**MATERIAL SHOWN**

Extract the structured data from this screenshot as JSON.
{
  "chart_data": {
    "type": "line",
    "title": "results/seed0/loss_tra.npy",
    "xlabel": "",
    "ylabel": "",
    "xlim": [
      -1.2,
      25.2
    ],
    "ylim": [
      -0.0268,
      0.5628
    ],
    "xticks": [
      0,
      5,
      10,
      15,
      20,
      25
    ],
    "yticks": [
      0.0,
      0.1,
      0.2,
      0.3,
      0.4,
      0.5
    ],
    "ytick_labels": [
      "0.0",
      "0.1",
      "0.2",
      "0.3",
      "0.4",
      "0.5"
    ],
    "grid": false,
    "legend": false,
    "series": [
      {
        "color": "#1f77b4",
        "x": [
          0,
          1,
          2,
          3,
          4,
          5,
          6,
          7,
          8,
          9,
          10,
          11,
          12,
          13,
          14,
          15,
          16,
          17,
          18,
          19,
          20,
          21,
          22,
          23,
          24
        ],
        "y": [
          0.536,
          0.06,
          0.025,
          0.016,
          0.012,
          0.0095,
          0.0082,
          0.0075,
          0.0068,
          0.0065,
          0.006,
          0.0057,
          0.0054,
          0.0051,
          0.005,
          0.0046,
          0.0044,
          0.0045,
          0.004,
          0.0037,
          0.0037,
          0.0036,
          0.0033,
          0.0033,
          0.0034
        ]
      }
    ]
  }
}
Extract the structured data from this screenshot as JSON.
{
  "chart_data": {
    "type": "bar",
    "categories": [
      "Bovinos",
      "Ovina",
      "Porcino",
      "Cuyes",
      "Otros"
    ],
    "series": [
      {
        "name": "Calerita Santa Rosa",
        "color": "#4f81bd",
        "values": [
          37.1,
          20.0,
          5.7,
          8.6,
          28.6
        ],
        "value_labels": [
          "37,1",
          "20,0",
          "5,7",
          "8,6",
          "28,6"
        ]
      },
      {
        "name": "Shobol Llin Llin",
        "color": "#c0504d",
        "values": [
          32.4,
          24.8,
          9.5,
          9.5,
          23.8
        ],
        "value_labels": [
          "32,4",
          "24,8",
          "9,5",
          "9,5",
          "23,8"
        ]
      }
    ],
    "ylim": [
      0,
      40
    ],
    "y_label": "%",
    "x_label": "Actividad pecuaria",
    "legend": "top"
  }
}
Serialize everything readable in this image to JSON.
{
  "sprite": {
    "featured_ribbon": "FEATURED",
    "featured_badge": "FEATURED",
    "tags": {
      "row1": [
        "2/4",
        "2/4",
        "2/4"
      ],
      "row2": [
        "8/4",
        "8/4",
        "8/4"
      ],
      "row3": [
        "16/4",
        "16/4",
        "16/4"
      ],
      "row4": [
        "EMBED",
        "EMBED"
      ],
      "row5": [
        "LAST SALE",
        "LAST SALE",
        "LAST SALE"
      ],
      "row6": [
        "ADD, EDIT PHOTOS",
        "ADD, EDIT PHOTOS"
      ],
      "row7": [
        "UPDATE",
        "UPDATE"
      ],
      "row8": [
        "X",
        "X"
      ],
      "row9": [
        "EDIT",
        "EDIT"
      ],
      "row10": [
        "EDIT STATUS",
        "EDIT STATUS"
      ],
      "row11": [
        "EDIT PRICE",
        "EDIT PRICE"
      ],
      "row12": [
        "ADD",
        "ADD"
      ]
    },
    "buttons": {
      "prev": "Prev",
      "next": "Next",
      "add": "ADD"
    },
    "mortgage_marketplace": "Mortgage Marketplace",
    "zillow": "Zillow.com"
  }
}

**WHAT NEEDS TO BE DONE**
Pick out the lines that contain "color" and copy them.

**TASK RESULT**
        "color": "#1f77b4",
        "color": "#4f81bd",
        "color": "#c0504d",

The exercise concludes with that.